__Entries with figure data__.
__________________________________________________

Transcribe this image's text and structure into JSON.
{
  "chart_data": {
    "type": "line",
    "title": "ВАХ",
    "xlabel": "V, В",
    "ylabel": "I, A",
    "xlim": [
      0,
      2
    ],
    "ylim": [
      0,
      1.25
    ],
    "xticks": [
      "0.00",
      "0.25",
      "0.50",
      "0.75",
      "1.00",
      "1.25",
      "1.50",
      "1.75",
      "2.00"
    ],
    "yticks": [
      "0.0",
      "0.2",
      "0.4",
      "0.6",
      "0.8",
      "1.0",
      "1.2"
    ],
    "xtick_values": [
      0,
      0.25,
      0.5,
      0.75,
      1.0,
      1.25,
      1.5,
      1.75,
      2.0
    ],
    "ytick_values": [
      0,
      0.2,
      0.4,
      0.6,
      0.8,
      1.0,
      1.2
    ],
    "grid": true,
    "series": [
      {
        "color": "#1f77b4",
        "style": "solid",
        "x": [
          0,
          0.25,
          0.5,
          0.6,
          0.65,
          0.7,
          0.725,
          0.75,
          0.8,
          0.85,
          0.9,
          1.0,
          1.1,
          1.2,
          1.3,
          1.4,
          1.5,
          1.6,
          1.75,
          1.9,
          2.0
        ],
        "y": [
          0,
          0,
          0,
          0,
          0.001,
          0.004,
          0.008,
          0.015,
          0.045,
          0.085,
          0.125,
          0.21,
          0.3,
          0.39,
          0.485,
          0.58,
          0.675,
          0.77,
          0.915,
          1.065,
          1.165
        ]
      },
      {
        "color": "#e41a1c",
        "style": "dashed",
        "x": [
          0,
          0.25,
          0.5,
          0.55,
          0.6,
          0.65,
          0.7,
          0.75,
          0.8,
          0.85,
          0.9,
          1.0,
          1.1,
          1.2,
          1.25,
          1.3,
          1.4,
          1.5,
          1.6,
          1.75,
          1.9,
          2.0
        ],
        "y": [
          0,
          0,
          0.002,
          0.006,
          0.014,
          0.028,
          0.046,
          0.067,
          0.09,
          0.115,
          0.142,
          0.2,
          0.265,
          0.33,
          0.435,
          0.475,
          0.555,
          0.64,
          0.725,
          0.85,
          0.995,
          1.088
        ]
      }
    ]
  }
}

__________________________________________________

__SET EXERCISE__. The records above should be returned exactly.

__ANSWER TO THE PROBLEM__.
Transcribe this image's text and structure into JSON.
{
  "chart_data": {
    "type": "line",
    "title": "ВАХ",
    "xlabel": "V, В",
    "ylabel": "I, A",
    "xlim": [
      0,
      2
    ],
    "ylim": [
      0,
      1.25
    ],
    "xticks": [
      "0.00",
      "0.25",
      "0.50",
      "0.75",
      "1.00",
      "1.25",
      "1.50",
      "1.75",
      "2.00"
    ],
    "yticks": [
      "0.0",
      "0.2",
      "0.4",
      "0.6",
      "0.8",
      "1.0",
      "1.2"
    ],
    "xtick_values": [
      0,
      0.25,
      0.5,
      0.75,
      1.0,
      1.25,
      1.5,
      1.75,
      2.0
    ],
    "ytick_values": [
      0,
      0.2,
      0.4,
      0.6,
      0.8,
      1.0,
      1.2
    ],
    "grid": true,
    "series": [
      {
        "color": "#1f77b4",
        "style": "solid",
        "x": [
          0,
          0.25,
          0.5,
          0.6,
          0.65,
          0.7,
          0.725,
          0.75,
          0.8,
          0.85,
          0.9,
          1.0,
          1.1,
          1.2,
          1.3,
          1.4,
          1.5,
          1.6,
          1.75,
          1.9,
          2.0
        ],
        "y": [
          0,
          0,
          0,
          0,
          0.001,
          0.004,
          0.008,
          0.015,
          0.045,
          0.085,
          0.125,
          0.21,
          0.3,
          0.39,
          0.485,
          0.58,
          0.675,
          0.77,
          0.915,
          1.065,
          1.165
        ]
      },
      {
        "color": "#e41a1c",
        "style": "dashed",
        "x": [
          0,
          0.25,
          0.5,
          0.55,
          0.6,
          0.65,
          0.7,
          0.75,
          0.8,
          0.85,
          0.9,
          1.0,
          1.1,
          1.2,
          1.25,
          1.3,
          1.4,
          1.5,
          1.6,
          1.75,
          1.9,
          2.0
        ],
        "y": [
          0,
          0,
          0.002,
          0.006,
          0.014,
          0.028,
          0.046,
          0.067,
          0.09,
          0.115,
          0.142,
          0.2,
          0.265,
          0.33,
          0.435,
          0.475,
          0.555,
          0.64,
          0.725,
          0.85,
          0.995,
          1.088
        ]
      }
    ]
  }
}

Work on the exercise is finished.